The problem: Put the lines of the records from the line with "Patent image size: (899, 278)." through the line with "The passageway 90 is at (552, 165)." into a Markdown table with the columns Row and Line text, numbering each row and leaving out blank lines.

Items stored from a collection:

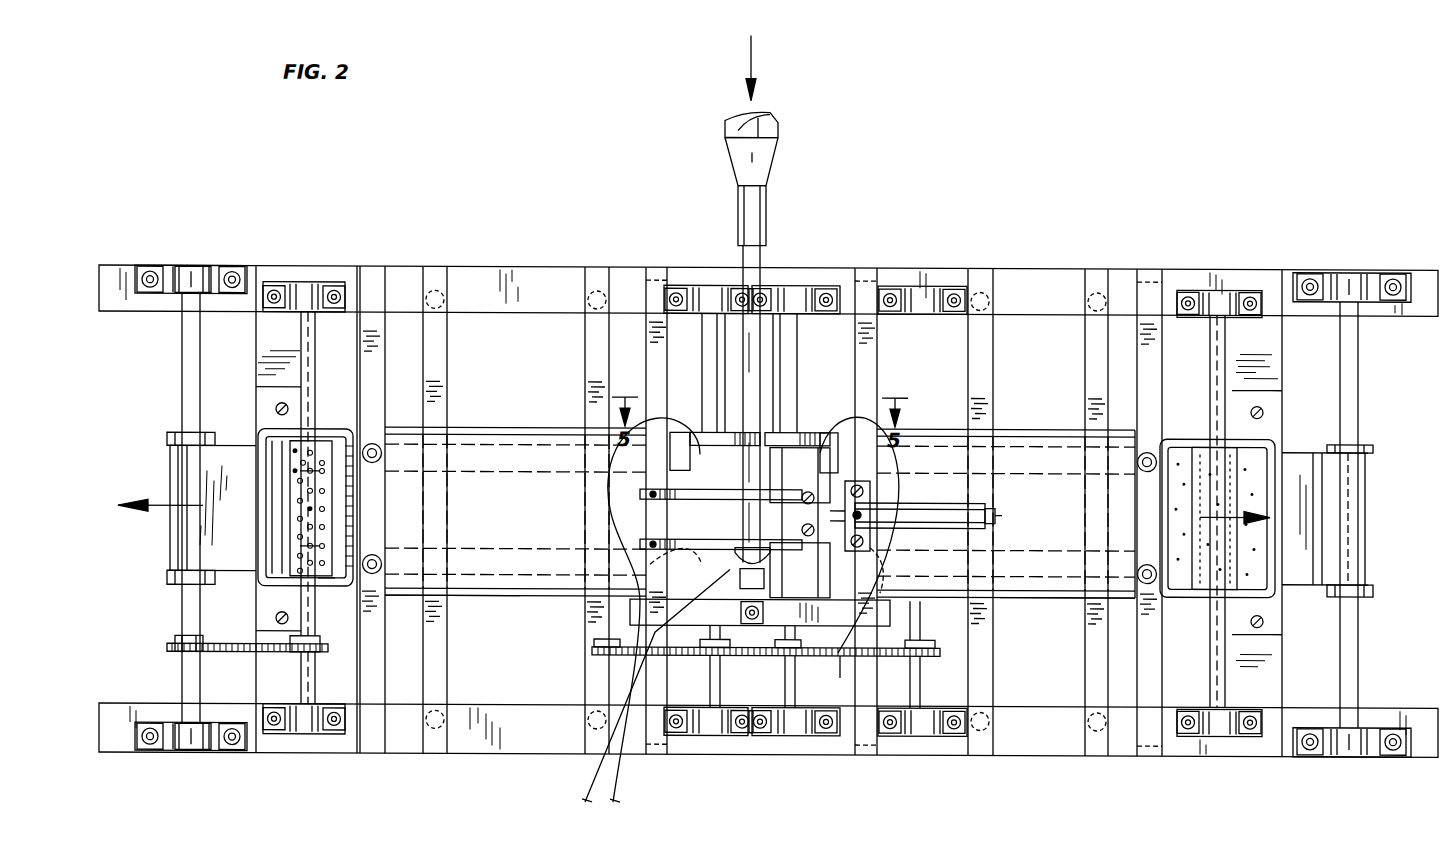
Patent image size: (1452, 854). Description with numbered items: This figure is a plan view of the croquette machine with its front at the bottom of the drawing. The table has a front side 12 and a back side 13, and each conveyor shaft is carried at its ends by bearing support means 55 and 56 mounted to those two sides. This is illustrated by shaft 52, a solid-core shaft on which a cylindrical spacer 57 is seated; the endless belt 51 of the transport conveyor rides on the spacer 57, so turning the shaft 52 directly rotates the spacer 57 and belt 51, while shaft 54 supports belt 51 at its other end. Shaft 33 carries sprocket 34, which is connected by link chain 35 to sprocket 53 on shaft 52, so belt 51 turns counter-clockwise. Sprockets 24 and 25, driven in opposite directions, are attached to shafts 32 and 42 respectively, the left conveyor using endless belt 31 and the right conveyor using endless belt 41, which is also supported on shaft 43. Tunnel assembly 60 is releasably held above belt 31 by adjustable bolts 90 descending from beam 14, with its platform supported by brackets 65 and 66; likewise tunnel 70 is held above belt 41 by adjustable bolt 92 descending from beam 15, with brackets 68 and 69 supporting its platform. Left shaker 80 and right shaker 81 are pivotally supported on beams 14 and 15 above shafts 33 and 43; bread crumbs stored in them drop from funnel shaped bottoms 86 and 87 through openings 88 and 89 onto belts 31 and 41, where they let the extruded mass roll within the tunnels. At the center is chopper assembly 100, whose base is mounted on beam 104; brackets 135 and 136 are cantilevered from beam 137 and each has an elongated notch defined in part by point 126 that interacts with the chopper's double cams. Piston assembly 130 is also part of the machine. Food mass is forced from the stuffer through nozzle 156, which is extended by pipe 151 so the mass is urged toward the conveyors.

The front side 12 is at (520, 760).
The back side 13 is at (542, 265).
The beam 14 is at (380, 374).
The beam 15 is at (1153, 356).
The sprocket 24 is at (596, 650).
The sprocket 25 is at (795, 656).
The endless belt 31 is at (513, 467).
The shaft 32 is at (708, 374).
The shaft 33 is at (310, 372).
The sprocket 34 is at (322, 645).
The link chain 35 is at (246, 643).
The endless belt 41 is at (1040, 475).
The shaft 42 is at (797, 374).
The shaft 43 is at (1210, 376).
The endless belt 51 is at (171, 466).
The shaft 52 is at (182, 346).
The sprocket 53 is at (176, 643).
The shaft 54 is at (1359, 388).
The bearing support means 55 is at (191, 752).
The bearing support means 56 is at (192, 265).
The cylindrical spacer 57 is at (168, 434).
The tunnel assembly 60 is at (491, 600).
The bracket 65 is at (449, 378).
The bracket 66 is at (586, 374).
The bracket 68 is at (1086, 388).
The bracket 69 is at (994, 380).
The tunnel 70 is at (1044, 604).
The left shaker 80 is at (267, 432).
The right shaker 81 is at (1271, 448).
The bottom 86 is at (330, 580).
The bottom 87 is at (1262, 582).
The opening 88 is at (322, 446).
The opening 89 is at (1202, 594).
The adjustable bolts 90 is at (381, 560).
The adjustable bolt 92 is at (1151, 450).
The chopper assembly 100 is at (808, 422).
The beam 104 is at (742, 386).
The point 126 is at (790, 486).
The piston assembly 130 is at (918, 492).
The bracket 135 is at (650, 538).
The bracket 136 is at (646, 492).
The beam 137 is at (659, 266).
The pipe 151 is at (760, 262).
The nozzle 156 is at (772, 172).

* * *

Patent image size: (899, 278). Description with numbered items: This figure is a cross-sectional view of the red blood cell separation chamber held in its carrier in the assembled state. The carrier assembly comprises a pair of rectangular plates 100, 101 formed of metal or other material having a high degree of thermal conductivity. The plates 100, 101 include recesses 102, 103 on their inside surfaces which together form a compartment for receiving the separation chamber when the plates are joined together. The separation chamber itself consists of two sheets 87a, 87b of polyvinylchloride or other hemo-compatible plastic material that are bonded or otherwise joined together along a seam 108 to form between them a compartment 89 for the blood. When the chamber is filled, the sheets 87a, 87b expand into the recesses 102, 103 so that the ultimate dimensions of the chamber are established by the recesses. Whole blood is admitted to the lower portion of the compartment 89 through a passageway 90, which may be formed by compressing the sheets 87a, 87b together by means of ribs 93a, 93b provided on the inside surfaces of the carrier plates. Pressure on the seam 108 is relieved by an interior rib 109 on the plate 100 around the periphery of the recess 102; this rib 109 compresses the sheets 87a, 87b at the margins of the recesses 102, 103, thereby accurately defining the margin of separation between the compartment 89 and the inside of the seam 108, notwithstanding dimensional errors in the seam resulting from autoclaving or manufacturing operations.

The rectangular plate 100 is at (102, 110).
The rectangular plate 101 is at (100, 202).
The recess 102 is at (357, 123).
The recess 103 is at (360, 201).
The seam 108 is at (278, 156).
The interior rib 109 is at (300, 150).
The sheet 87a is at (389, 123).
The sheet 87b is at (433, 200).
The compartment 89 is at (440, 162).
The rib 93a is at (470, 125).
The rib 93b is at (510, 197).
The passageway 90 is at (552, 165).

--

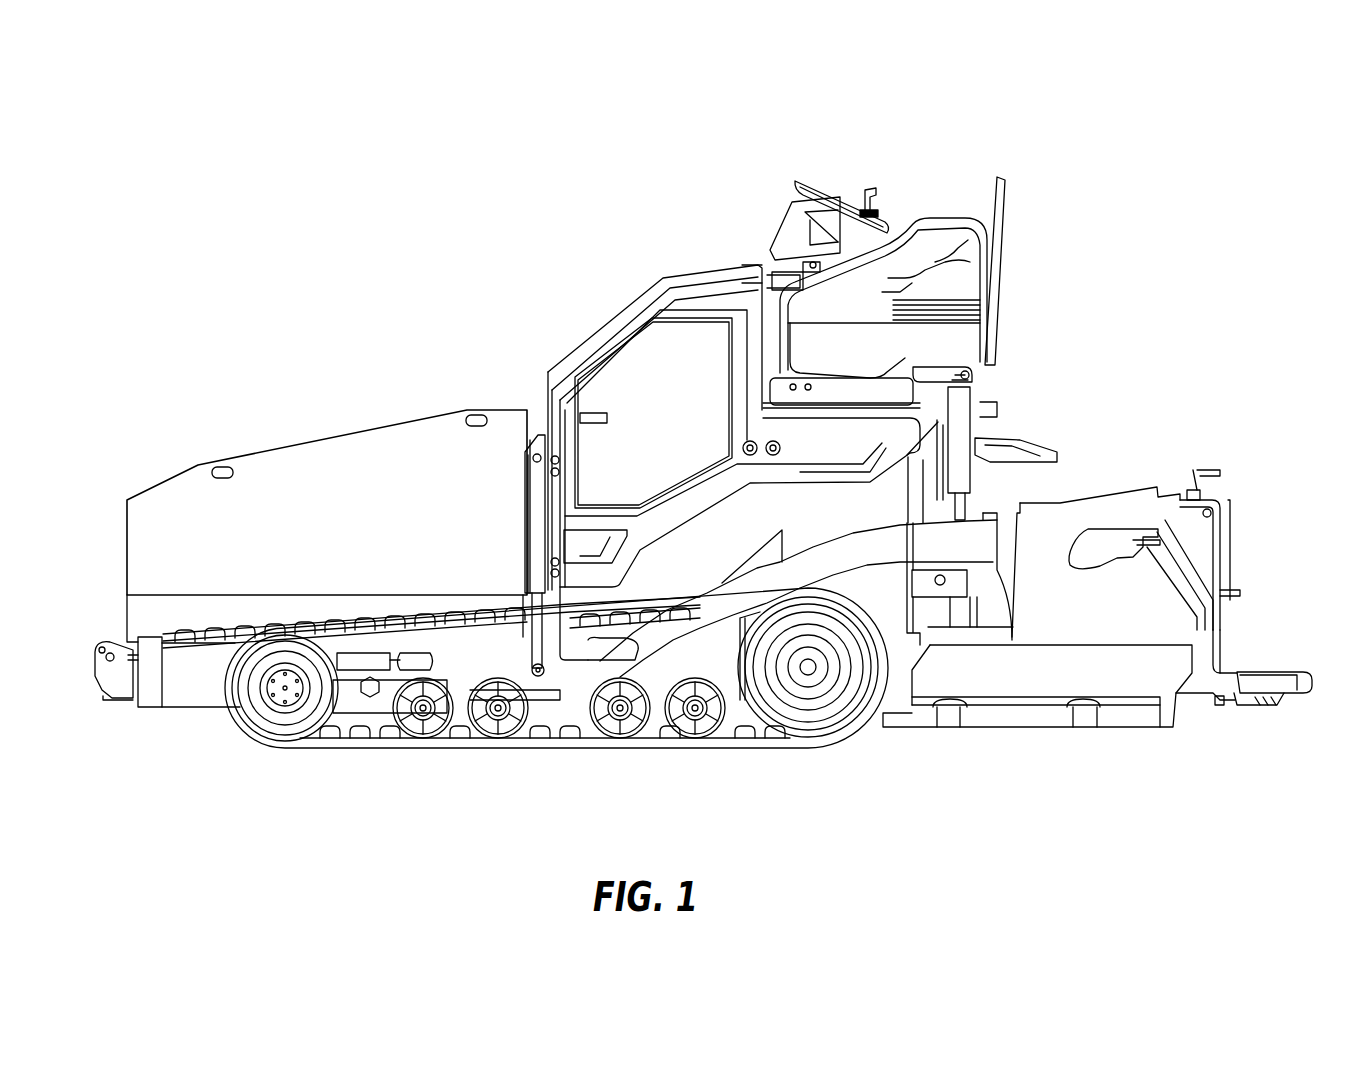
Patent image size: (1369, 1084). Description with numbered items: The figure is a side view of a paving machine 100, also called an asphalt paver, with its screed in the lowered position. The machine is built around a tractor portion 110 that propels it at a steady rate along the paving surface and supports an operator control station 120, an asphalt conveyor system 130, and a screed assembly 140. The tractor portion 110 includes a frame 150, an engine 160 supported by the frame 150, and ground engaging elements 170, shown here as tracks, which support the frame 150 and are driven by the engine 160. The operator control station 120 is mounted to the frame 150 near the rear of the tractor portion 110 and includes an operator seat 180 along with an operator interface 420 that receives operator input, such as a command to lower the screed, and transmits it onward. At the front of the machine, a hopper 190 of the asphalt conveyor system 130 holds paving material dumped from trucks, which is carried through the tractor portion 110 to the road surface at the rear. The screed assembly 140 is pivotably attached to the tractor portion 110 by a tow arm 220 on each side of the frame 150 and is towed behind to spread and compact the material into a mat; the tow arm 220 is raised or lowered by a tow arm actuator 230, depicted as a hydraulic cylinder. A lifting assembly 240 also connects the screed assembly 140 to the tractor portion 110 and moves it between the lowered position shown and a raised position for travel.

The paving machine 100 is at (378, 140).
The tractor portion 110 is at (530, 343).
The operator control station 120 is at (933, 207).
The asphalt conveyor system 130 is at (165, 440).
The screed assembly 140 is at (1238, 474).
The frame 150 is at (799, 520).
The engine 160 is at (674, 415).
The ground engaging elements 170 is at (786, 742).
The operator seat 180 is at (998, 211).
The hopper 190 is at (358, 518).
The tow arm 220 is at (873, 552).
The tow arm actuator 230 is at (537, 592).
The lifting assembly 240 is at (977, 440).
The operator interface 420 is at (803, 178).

Result for this exercise:
| Row | Line text |
|---|---|
| 1 | Patent image size: (899, 278). Description with numbered items: This figure is a cross-sectional view of the red blood cell separation chamber held in its carrier in the assembled state. The carrier assembly comprises a pair of rectangular plates 100, 101 formed of metal or other material having a high degree of thermal conductivity. The plates 100, 101 include recesses 102, 103 on their inside surfaces which together form a compartment for receiving the separation chamber when the plates are joined together. The separation chamber itself consists of two sheets 87a, 87b of polyvinylchloride or other hemo-compatible plastic material that are bonded or otherwise joined together along a seam 108 to form between them a compartment 89 for the blood. When the chamber is filled, the sheets 87a, 87b expand into the recesses 102, 103 so that the ultimate dimensions of the chamber are established by the recesses. Whole blood is admitted to the lower portion of the compartment 89 through a passageway 90, which may be formed by compressing the sheets 87a, 87b together by means of ribs 93a, 93b provided on the inside surfaces of the carrier plates. Pressure on the seam 108 is relieved by an interior rib 109 on the plate 100 around the periphery of the recess 102; this rib 109 compresses the sheets 87a, 87b at the margins of the recesses 102, 103, thereby accurately defining the margin of separation between the compartment 89 and the inside of the seam 108, notwithstanding dimensional errors in the seam resulting from autoclaving or manufacturing operations. |
| 2 | The rectangular plate 100 is at (102, 110). |
| 3 | The rectangular plate 101 is at (100, 202). |
| 4 | The recess 102 is at (357, 123). |
| 5 | The recess 103 is at (360, 201). |
| 6 | The seam 108 is at (278, 156). |
| 7 | The interior rib 109 is at (300, 150). |
| 8 | The sheet 87a is at (389, 123). |
| 9 | The sheet 87b is at (433, 200). |
| 10 | The compartment 89 is at (440, 162). |
| 11 | The rib 93a is at (470, 125). |
| 12 | The rib 93b is at (510, 197). |
| 13 | The passageway 90 is at (552, 165). |